| Try it |
Each record below should be reproduced as it is written, with pictures left out entirely.
▬▬▬
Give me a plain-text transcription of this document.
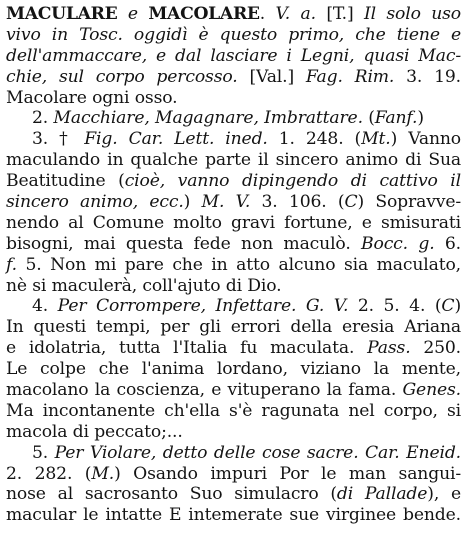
MACULARE e MACOLARE. V. a. [T.] Il solo uso
vivo in Tosc. oggidì è questo primo, che tiene e
dell'ammaccare, e dal lasciare i Legni, quasi Mac-
chie, sul corpo percosso. [Val.] Fag. Rim. 3. 19.
Macolare ogni osso.
2. Macchiare, Magagnare, Imbrattare. (Fanf.)
3. † Fig. Car. Lett. ined. 1. 248. (Mt.) Vanno
maculando in qualche parte il sincero animo di Sua
Beatitudine (cioè, vanno dipingendo di cattivo il
sincero animo, ecc.) M. V. 3. 106. (C) Sopravve-
nendo al Comune molto gravi fortune, e smisurati
bisogni, mai questa fede non maculò. Bocc. g. 6.
f. 5. Non mi pare che in atto alcuno sia maculato,
nè si maculerà, coll'ajuto di Dio.
4. Per Corrompere, Infettare. G. V. 2. 5. 4. (C)
In questi tempi, per gli errori della eresia Ariana
e idolatria, tutta l'Italia fu maculata. Pass. 250.
Le colpe che l'anima lordano, viziano la mente,
macolano la coscienza, e vituperano la fama. Genes.
Ma incontanente ch'ella s'è ragunata nel corpo, si
macola di peccato;...
5. Per Violare, detto delle cose sacre. Car. Eneid.
2. 282. (M.) Osando impuri Por le man sangui-
nose al sacrosanto Suo simulacro (di Pallade), e
macular le intatte E intemerate sue virginee bende.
▬▬▬
| Final answer |
Give me a plain-text transcription of this document.
MACULARE e MACOLARE. V. a. [T.] Il solo uso
vivo in Tosc. oggidì è questo primo, che tiene e
dell'ammaccare, e dal lasciare i Legni, quasi Mac-
chie, sul corpo percosso. [Val.] Fag. Rim. 3. 19.
Macolare ogni osso.
2. Macchiare, Magagnare, Imbrattare. (Fanf.)
3. † Fig. Car. Lett. ined. 1. 248. (Mt.) Vanno
maculando in qualche parte il sincero animo di Sua
Beatitudine (cioè, vanno dipingendo di cattivo il
sincero animo, ecc.) M. V. 3. 106. (C) Sopravve-
nendo al Comune molto gravi fortune, e smisurati
bisogni, mai questa fede non maculò. Bocc. g. 6.
f. 5. Non mi pare che in atto alcuno sia maculato,
nè si maculerà, coll'ajuto di Dio.
4. Per Corrompere, Infettare. G. V. 2. 5. 4. (C)
In questi tempi, per gli errori della eresia Ariana
e idolatria, tutta l'Italia fu maculata. Pass. 250.
Le colpe che l'anima lordano, viziano la mente,
macolano la coscienza, e vituperano la fama. Genes.
Ma incontanente ch'ella s'è ragunata nel corpo, si
macola di peccato;...
5. Per Violare, detto delle cose sacre. Car. Eneid.
2. 282. (M.) Osando impuri Por le man sangui-
nose al sacrosanto Suo simulacro (di Pallade), e
macular le intatte E intemerate sue virginee bende.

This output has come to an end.